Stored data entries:
┌──
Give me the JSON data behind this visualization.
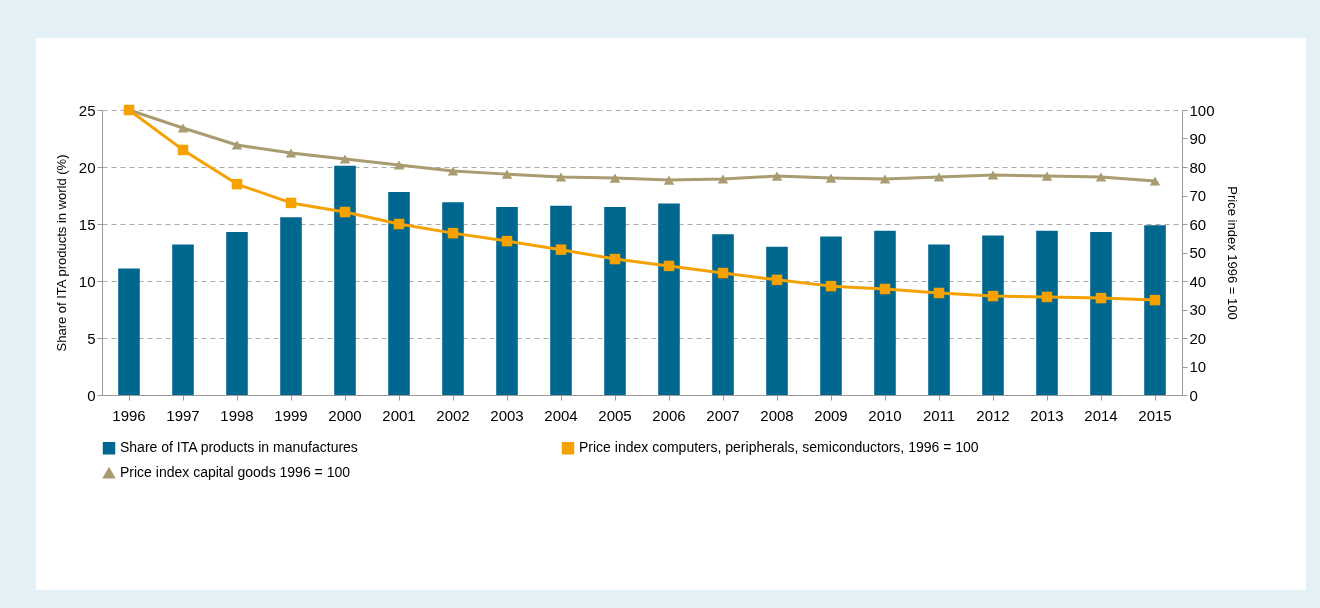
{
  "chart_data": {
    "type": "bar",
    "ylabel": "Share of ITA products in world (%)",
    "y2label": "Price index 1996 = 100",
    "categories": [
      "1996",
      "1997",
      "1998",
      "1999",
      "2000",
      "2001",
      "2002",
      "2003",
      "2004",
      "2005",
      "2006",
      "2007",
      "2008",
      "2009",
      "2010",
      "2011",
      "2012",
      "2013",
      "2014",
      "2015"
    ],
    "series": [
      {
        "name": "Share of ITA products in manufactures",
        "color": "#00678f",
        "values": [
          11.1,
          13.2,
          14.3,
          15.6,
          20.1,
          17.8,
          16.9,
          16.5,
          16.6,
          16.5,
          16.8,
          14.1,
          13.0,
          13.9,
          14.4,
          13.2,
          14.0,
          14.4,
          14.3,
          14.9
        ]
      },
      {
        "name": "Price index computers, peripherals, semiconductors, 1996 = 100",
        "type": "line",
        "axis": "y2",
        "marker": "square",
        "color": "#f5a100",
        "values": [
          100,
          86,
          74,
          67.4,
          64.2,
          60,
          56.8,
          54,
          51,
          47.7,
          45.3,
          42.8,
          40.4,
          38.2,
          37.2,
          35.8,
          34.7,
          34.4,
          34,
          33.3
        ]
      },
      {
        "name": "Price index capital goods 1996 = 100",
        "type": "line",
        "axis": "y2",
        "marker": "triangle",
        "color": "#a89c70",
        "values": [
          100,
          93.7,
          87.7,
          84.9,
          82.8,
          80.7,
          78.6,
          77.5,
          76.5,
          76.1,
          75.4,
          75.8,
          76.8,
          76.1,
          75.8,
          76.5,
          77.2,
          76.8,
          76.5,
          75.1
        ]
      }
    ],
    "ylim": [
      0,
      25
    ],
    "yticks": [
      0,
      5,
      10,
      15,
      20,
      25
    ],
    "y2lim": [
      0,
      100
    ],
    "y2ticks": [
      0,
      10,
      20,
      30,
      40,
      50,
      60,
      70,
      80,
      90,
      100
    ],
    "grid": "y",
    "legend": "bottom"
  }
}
└──
┌──
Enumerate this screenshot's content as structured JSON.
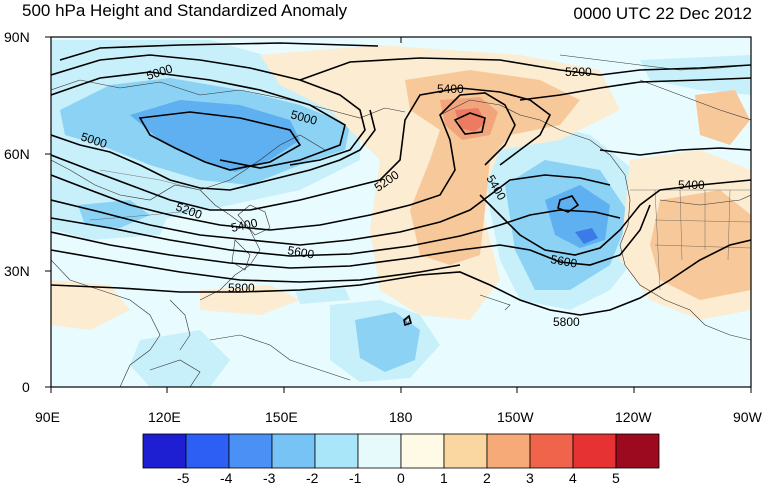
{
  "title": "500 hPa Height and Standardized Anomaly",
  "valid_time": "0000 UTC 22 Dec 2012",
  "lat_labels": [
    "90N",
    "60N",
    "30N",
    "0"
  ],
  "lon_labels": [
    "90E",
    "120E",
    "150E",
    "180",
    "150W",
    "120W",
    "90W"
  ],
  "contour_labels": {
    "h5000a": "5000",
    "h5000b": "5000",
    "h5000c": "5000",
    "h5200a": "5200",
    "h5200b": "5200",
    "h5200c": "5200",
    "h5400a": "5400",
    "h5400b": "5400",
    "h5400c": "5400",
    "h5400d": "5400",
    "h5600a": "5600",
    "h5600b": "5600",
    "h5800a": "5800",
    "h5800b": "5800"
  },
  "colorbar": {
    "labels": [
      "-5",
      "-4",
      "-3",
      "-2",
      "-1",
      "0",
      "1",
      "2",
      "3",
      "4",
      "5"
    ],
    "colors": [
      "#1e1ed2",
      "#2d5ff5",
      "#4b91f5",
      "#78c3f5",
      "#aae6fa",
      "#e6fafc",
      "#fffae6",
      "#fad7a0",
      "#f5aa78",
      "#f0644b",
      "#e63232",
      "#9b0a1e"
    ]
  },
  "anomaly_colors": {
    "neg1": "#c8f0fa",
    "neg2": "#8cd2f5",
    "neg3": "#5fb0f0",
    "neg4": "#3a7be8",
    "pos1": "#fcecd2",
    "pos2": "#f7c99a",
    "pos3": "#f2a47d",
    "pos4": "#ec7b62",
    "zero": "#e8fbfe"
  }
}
└──
┌──
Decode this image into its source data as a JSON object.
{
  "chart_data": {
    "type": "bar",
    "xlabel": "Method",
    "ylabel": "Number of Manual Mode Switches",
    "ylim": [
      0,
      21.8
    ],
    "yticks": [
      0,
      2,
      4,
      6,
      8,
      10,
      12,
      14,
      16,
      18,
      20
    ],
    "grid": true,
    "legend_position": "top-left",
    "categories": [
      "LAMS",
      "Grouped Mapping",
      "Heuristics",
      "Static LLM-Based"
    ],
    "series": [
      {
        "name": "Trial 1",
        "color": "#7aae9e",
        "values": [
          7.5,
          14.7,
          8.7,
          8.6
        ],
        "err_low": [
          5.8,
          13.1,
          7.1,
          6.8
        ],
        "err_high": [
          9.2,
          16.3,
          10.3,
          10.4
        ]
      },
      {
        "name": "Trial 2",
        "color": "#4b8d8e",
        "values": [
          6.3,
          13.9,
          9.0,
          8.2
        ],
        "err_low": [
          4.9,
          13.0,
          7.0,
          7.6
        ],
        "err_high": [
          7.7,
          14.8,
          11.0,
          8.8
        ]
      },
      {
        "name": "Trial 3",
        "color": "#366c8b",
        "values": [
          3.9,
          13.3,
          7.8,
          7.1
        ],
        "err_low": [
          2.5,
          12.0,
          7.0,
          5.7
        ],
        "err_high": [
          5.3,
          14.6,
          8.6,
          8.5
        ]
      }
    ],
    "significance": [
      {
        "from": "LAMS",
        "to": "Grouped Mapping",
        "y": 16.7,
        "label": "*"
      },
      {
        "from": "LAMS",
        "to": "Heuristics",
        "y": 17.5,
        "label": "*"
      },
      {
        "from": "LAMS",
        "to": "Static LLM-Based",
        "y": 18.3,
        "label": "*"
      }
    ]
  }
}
└──
Collect, from the material above, every line containing the word "JSON".

Result of this exercise >>
Give me the JSON data behind this visualization.
Enumerate this screenshot's content as structured JSON.
Decode this image into its source data as a JSON object.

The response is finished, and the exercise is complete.